From the entries that follow, list every line in which the string "БЕЛОРУССИИ" appears.

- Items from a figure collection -
———
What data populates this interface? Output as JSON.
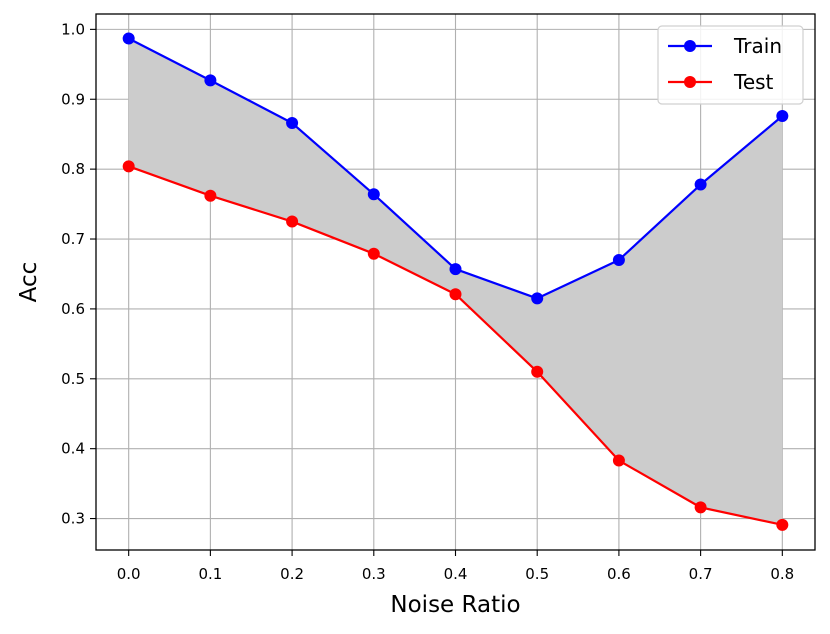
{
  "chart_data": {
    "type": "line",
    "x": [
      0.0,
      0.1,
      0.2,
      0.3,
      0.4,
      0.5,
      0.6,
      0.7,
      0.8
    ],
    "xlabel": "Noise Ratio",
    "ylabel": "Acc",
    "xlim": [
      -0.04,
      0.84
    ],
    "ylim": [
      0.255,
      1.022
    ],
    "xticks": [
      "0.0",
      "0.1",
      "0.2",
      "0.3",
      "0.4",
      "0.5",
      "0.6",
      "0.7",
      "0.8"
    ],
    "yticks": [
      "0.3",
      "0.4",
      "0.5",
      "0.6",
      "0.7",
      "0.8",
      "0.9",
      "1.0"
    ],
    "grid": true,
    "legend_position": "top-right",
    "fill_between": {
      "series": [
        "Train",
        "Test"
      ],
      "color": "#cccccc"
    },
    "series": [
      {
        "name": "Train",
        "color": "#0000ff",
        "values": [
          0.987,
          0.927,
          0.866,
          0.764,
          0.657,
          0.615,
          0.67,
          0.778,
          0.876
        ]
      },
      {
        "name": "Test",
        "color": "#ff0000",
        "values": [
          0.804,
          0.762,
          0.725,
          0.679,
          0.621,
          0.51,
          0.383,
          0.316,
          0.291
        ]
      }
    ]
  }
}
———
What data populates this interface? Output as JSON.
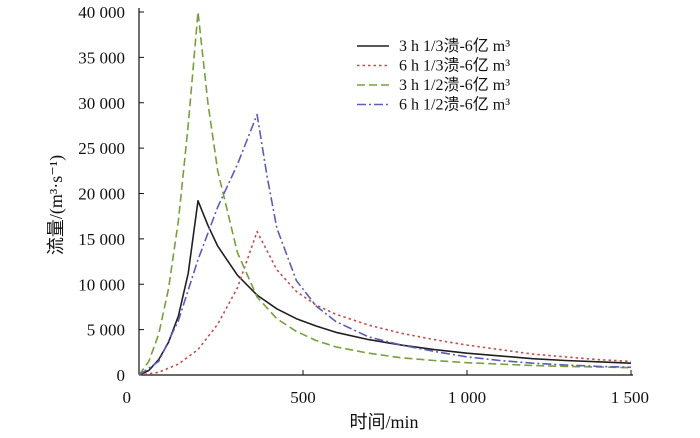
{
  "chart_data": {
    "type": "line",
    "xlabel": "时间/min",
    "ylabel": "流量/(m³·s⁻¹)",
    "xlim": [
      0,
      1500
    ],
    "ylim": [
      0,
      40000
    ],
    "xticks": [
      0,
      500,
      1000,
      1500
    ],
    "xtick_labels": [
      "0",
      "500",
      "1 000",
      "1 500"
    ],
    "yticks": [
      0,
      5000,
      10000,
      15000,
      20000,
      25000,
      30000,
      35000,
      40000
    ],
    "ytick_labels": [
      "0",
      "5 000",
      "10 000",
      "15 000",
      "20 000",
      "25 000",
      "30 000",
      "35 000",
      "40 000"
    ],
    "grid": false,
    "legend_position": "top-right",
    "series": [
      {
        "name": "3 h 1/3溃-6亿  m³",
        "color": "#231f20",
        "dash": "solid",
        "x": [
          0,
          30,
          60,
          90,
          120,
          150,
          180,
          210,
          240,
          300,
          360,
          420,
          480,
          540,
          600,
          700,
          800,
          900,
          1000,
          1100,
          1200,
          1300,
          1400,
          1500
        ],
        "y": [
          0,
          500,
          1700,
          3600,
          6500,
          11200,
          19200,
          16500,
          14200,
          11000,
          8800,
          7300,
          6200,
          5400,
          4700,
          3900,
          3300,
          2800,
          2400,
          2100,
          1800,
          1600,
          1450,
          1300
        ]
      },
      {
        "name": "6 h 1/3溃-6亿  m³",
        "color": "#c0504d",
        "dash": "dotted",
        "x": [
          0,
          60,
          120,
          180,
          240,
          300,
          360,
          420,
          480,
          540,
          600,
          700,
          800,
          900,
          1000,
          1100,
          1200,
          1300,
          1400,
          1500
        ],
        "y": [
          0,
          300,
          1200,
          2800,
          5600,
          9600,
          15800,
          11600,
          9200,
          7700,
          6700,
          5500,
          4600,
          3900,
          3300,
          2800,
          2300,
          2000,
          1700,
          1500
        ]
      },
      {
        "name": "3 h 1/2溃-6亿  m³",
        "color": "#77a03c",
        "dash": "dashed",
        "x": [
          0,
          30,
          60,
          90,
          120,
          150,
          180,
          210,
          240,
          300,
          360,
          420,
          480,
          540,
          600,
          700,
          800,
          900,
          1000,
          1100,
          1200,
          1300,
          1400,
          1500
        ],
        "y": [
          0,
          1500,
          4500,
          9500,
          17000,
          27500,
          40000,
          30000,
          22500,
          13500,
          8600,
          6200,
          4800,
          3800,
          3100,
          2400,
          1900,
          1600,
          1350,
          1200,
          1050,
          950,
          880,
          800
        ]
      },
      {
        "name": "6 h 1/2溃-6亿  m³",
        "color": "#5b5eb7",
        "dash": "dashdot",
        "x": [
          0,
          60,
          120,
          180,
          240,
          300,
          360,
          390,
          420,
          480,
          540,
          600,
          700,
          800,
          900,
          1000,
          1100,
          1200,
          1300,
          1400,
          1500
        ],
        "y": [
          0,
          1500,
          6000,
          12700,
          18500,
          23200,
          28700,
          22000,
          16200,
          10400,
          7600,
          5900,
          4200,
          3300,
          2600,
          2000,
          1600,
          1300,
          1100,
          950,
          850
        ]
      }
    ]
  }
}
———
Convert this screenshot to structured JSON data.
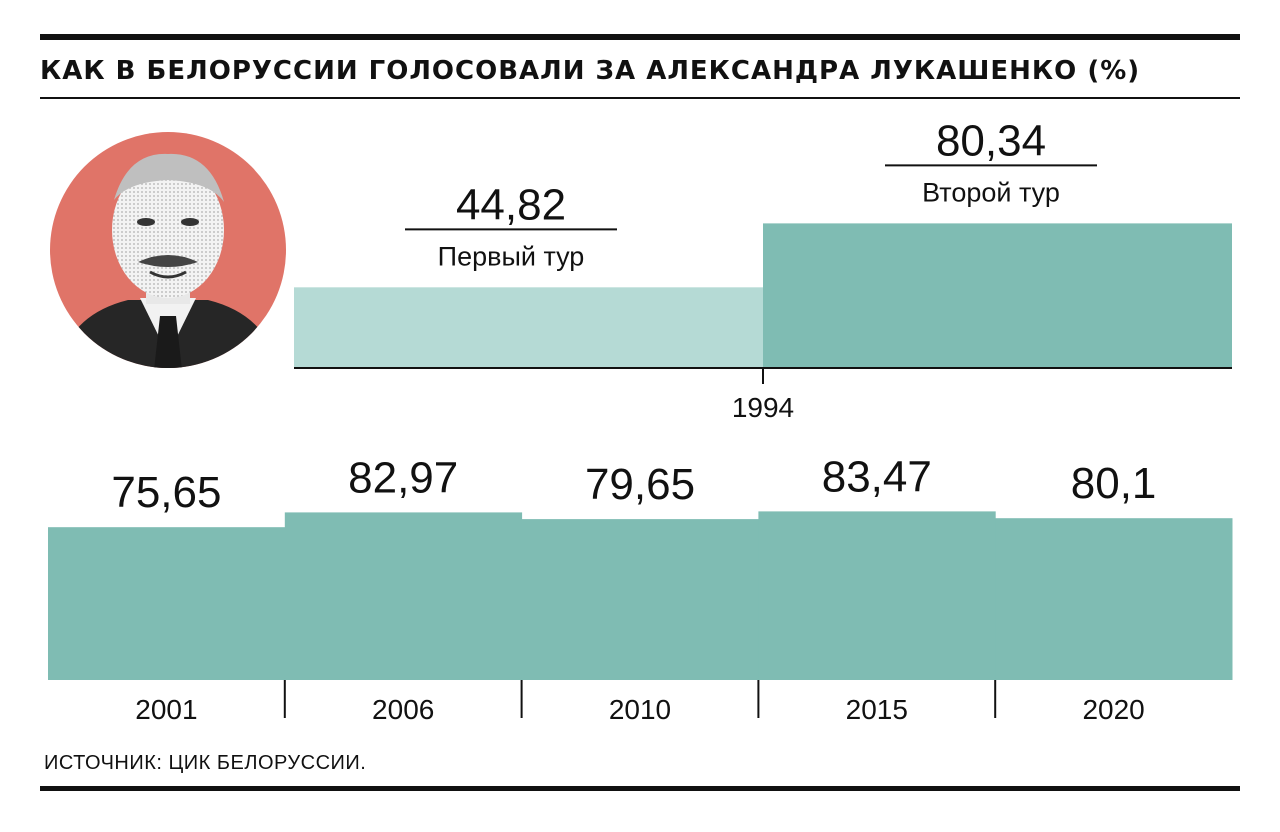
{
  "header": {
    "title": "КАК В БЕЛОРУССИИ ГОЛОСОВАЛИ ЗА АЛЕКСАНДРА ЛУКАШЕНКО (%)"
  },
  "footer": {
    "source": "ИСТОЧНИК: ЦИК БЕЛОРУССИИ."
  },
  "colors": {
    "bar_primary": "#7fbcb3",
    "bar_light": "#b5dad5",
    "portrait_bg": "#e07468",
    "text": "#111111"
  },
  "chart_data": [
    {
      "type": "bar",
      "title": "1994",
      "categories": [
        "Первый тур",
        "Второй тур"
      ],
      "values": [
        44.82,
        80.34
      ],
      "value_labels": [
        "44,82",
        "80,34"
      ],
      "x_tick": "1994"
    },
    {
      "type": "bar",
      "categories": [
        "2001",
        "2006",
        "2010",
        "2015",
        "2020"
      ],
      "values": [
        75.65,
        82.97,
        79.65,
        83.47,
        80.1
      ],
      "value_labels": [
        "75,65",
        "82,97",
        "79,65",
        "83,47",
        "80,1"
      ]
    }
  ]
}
———
- Response to the exercise -
    "title": "КАК В БЕЛОРУССИИ ГОЛОСОВАЛИ ЗА АЛЕКСАНДРА ЛУКАШЕНКО (%)"
    "source": "ИСТОЧНИК: ЦИК БЕЛОРУССИИ."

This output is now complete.